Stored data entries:
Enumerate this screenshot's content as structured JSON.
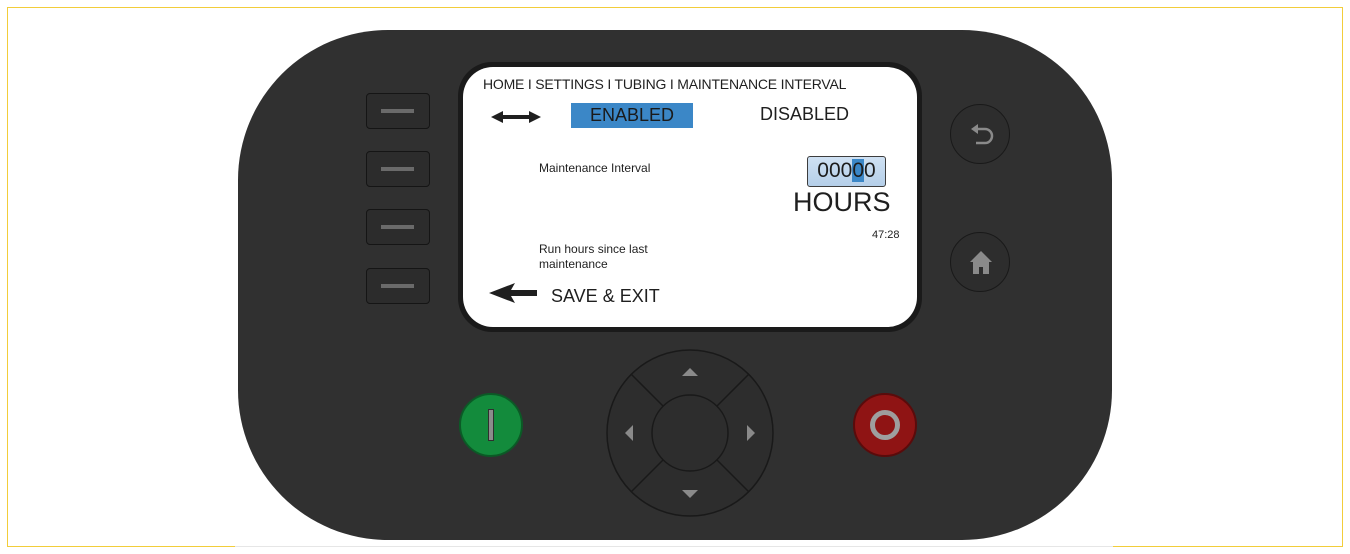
{
  "screen": {
    "breadcrumb": "HOME I SETTINGS I TUBING I MAINTENANCE INTERVAL",
    "toggle": {
      "enabled_label": "ENABLED",
      "disabled_label": "DISABLED",
      "selected": "ENABLED"
    },
    "maintenance_interval": {
      "label": "Maintenance Interval",
      "value_prefix": "000",
      "value_cursor_digit": "0",
      "value_suffix": "0",
      "unit": "HOURS"
    },
    "run_hours": {
      "label": "Run hours since last maintenance",
      "value": "47:28"
    },
    "save_exit_label": "SAVE & EXIT"
  },
  "colors": {
    "device_body": "#303030",
    "selection": "#3b87c7",
    "start": "#138b3c",
    "stop": "#8f1414",
    "frame": "#f2cd3a"
  },
  "icons": [
    "left-right-arrow-icon",
    "back-arrow-icon",
    "return-icon",
    "home-icon",
    "up-icon",
    "down-icon",
    "left-icon",
    "right-icon"
  ]
}
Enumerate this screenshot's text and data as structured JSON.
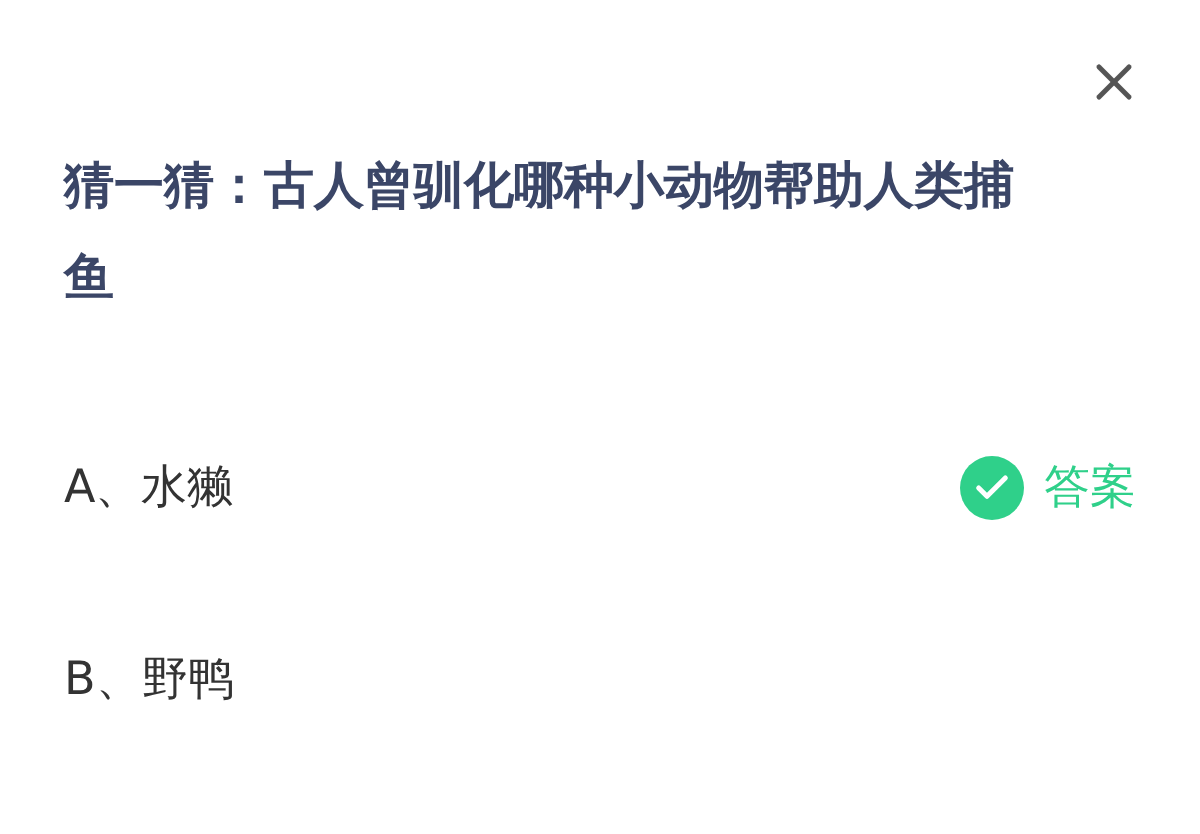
{
  "question": "猜一猜：古人曾驯化哪种小动物帮助人类捕鱼",
  "answer_label": "答案",
  "options": [
    {
      "label": "A、水獭",
      "correct": true
    },
    {
      "label": "B、野鸭",
      "correct": false
    }
  ]
}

• **EXERCISE PROMPT**: The pictures should not appear in the copy; every other part of the records above must be returned exactly.

• **THE COMPLETED TASK**:
Enumerate this screenshot's content as structured JSON.
{
  "screen": {
    "breadcrumb": "HOME I SETTINGS I TUBING I MAINTENANCE INTERVAL",
    "toggle": {
      "enabled_label": "ENABLED",
      "disabled_label": "DISABLED",
      "selected": "ENABLED"
    },
    "maintenance_interval": {
      "label": "Maintenance Interval",
      "value_prefix": "000",
      "value_cursor_digit": "0",
      "value_suffix": "0",
      "unit": "HOURS"
    },
    "run_hours": {
      "label": "Run hours since last maintenance",
      "value": "47:28"
    },
    "save_exit_label": "SAVE & EXIT"
  },
  "colors": {
    "device_body": "#303030",
    "selection": "#3b87c7",
    "start": "#138b3c",
    "stop": "#8f1414",
    "frame": "#f2cd3a"
  },
  "icons": [
    "left-right-arrow-icon",
    "back-arrow-icon",
    "return-icon",
    "home-icon",
    "up-icon",
    "down-icon",
    "left-icon",
    "right-icon"
  ]
}
Enumerate this screenshot's text and data as structured JSON.
{
  "question": "猜一猜：古人曾驯化哪种小动物帮助人类捕鱼",
  "answer_label": "答案",
  "options": [
    {
      "label": "A、水獭",
      "correct": true
    },
    {
      "label": "B、野鸭",
      "correct": false
    }
  ]
}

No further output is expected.